- _REQUIRED TASK_
Go through the material below and copy each line where the word "model" appears.

- _RECORD EXTRACTS_
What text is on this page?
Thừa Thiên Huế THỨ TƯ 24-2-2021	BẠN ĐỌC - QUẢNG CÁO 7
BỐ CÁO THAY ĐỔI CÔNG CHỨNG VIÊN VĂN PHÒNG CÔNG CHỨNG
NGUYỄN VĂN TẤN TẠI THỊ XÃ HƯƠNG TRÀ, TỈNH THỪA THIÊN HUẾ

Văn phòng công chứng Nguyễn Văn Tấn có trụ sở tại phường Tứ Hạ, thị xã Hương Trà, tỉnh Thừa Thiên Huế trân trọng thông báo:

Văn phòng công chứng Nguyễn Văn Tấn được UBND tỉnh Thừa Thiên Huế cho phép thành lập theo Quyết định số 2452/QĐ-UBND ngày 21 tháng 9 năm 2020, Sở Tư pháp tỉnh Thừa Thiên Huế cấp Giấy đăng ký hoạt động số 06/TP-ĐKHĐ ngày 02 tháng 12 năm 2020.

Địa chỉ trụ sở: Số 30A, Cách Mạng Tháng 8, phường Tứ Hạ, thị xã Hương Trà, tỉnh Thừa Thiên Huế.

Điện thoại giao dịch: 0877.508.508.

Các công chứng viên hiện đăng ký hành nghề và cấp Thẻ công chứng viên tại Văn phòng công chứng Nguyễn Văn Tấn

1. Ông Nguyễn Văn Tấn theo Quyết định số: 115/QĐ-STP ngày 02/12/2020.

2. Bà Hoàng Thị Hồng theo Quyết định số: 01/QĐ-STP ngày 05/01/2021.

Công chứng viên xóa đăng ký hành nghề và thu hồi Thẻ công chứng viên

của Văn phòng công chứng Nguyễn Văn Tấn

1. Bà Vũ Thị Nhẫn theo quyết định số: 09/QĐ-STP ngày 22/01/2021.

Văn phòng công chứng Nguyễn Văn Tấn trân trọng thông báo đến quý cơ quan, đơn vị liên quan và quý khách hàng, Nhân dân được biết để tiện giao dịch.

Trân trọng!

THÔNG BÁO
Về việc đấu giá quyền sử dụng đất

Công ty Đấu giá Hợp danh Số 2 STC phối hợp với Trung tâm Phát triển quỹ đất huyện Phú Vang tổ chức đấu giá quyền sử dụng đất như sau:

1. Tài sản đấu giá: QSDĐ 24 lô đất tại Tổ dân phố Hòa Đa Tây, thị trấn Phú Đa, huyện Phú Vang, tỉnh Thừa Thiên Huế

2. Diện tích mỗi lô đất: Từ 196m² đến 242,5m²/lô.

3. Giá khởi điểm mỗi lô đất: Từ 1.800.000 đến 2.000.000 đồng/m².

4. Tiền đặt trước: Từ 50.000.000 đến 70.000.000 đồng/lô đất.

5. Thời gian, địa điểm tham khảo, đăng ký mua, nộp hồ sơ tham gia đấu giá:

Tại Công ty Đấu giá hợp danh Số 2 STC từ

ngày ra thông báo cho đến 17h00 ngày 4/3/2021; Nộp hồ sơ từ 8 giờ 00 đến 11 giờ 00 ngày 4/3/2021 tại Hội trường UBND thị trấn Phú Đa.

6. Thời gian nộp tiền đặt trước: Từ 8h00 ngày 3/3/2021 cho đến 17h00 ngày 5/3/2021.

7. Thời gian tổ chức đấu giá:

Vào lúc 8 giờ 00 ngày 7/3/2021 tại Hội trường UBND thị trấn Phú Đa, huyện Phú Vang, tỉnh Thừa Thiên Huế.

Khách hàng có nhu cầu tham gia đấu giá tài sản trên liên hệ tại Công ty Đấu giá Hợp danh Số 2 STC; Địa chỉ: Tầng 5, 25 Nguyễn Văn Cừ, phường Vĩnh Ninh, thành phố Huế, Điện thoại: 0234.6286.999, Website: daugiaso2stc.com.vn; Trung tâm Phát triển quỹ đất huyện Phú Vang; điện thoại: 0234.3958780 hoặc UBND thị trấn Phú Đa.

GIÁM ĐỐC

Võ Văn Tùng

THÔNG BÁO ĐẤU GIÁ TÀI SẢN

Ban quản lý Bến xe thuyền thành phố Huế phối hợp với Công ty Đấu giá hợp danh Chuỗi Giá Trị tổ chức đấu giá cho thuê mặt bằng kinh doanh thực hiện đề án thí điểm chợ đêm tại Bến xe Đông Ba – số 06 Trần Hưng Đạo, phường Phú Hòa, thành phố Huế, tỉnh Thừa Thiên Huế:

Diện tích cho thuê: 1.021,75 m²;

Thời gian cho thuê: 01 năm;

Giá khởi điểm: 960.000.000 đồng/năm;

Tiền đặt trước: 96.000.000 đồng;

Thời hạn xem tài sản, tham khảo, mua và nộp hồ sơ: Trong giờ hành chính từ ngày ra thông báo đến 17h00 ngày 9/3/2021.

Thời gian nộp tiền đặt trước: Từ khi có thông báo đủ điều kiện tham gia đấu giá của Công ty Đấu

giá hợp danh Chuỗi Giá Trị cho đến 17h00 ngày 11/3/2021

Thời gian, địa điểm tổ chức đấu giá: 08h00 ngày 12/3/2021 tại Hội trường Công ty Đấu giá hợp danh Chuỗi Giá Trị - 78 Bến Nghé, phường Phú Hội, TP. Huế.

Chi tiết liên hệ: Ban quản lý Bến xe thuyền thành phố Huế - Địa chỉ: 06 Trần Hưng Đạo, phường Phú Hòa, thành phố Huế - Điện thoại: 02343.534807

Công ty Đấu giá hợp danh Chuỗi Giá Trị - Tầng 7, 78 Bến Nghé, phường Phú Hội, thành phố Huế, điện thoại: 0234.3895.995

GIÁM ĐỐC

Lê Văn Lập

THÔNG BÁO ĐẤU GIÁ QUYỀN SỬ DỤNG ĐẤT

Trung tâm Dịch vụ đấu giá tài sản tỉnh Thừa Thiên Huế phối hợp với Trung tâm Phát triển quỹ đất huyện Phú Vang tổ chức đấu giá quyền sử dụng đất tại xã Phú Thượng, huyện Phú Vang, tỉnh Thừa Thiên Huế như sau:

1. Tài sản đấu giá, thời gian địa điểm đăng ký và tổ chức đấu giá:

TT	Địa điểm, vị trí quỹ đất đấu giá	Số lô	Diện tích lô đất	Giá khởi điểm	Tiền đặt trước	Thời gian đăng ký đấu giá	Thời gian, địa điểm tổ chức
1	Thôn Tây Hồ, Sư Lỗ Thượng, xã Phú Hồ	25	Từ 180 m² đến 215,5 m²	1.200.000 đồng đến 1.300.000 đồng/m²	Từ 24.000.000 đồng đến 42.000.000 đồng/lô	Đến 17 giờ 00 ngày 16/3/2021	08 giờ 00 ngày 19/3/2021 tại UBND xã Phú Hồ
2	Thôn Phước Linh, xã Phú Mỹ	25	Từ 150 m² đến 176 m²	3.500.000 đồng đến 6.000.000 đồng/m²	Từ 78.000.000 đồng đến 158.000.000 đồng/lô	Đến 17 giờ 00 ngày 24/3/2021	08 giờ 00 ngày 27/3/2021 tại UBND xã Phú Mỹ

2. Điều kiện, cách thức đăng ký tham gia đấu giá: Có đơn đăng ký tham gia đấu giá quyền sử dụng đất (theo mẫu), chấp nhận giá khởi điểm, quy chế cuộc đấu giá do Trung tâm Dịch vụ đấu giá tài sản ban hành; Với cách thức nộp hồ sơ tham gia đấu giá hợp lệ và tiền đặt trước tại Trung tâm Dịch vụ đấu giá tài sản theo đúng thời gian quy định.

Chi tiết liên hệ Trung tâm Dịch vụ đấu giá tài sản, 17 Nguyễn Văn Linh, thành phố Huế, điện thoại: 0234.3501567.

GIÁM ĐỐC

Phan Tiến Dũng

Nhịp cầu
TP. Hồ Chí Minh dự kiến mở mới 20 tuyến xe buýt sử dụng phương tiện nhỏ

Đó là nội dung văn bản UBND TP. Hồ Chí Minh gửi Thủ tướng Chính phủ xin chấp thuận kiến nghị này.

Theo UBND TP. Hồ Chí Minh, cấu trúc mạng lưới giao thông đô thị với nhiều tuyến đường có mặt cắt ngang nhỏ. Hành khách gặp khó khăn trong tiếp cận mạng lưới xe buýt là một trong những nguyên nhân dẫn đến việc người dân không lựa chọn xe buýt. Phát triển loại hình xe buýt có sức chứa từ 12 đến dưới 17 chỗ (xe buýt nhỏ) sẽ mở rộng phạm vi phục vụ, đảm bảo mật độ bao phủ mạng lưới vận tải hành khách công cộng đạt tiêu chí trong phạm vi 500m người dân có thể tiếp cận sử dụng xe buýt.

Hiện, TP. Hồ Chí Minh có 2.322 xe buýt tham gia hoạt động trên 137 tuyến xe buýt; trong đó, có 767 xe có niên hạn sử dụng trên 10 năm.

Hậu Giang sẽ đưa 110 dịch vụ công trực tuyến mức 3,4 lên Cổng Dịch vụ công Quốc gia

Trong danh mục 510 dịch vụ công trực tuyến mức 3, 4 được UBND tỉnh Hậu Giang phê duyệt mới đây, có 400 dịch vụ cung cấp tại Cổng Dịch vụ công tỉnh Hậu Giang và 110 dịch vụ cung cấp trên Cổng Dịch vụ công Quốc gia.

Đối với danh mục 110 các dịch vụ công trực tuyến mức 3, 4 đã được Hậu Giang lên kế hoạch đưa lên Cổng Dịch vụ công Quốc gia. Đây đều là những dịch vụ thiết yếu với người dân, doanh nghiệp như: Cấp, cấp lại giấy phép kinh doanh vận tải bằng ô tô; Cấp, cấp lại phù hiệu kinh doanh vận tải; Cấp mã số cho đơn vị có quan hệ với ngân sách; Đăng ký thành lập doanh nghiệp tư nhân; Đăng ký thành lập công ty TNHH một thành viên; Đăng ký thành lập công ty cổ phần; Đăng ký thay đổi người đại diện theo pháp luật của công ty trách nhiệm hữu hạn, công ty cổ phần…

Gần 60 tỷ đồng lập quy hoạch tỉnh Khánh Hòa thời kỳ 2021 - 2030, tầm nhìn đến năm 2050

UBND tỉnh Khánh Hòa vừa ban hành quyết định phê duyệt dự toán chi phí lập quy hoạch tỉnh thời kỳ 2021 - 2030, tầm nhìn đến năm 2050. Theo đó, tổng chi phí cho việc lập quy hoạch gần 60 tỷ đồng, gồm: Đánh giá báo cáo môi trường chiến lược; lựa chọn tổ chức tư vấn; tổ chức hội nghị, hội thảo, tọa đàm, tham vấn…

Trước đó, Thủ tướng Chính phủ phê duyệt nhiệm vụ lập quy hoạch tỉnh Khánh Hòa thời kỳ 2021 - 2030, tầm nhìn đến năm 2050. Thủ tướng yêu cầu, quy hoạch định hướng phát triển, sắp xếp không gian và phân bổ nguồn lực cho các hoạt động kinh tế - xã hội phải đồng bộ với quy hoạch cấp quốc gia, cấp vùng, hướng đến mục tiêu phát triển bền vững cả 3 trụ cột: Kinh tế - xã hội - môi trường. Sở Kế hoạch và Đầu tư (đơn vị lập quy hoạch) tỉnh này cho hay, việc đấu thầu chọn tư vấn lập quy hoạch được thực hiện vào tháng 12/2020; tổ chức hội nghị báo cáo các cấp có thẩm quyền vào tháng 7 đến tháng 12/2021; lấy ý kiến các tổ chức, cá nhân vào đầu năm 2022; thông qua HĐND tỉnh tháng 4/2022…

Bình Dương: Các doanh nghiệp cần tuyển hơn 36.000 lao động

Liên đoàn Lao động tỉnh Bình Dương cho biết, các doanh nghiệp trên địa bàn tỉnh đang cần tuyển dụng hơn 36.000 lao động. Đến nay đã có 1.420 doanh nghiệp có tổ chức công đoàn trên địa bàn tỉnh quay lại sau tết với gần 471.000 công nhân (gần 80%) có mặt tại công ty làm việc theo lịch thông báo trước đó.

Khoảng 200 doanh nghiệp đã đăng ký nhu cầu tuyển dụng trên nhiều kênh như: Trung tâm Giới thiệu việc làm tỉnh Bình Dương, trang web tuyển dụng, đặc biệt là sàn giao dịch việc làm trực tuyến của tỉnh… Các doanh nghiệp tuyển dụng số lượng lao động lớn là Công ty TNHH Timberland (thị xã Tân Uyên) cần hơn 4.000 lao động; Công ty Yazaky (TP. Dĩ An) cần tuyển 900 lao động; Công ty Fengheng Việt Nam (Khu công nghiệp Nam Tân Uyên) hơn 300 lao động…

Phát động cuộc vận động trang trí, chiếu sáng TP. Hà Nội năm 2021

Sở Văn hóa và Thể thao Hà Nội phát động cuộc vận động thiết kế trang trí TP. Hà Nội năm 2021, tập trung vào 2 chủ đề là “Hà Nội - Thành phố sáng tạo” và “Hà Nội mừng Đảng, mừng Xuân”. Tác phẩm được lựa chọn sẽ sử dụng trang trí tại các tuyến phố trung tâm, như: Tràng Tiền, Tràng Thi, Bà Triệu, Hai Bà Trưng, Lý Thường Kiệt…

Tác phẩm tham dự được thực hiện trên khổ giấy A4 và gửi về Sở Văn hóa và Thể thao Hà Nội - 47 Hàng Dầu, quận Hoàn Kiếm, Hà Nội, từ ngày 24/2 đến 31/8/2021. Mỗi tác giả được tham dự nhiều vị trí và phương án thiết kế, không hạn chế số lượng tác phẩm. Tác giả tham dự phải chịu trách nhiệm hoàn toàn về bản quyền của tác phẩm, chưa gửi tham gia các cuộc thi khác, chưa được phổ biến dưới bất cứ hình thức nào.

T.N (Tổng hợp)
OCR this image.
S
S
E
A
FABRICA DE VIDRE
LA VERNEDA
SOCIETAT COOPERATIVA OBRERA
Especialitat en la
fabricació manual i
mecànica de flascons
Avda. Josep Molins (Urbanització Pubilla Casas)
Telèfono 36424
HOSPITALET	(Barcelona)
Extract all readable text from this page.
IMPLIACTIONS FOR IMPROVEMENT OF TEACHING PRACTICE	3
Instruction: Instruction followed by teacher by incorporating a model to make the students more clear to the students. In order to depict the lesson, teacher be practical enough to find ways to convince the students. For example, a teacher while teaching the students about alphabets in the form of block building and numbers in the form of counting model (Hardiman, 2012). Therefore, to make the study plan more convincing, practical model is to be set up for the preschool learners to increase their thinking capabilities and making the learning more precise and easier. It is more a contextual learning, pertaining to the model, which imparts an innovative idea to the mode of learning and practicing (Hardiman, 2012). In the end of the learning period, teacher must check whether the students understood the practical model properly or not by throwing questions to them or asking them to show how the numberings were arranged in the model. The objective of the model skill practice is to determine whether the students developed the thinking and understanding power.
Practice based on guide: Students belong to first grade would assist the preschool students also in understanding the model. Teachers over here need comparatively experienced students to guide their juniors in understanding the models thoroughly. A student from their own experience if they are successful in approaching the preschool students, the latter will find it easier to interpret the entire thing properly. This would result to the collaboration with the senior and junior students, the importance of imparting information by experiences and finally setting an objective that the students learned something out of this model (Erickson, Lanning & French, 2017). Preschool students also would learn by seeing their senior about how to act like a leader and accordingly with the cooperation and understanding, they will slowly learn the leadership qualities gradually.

- _FULL SOLUTION_
Instruction: Instruction followed by teacher by incorporating a model to make the students more clear to the students. In order to depict the lesson, teacher be practical enough to find ways to convince the students. For example, a teacher while teaching the students about alphabets in the form of block building and numbers in the form of counting model (Hardiman, 2012). Therefore, to make the study plan more convincing, practical model is to be set up for the preschool learners to increase their thinking capabilities and making the learning more precise and easier. It is more a contextual learning, pertaining to the model, which imparts an innovative idea to the mode of learning and practicing (Hardiman, 2012). In the end of the learning period, teacher must check whether the students understood the practical model properly or not by throwing questions to them or asking them to show how the numberings were arranged in the model. The objective of the model skill practice is to determine whether the students developed the thinking and understanding power.
Practice based on guide: Students belong to first grade would assist the preschool students also in understanding the model. Teachers over here need comparatively experienced students to guide their juniors in understanding the models thoroughly. A student from their own experience if they are successful in approaching the preschool students, the latter will find it easier to interpret the entire thing properly. This would result to the collaboration with the senior and junior students, the importance of imparting information by experiences and finally setting an objective that the students learned something out of this model (Erickson, Lanning & French, 2017). Preschool students also would learn by seeing their senior about how to act like a leader and accordingly with the cooperation and understanding, they will slowly learn the leadership qualities gradually.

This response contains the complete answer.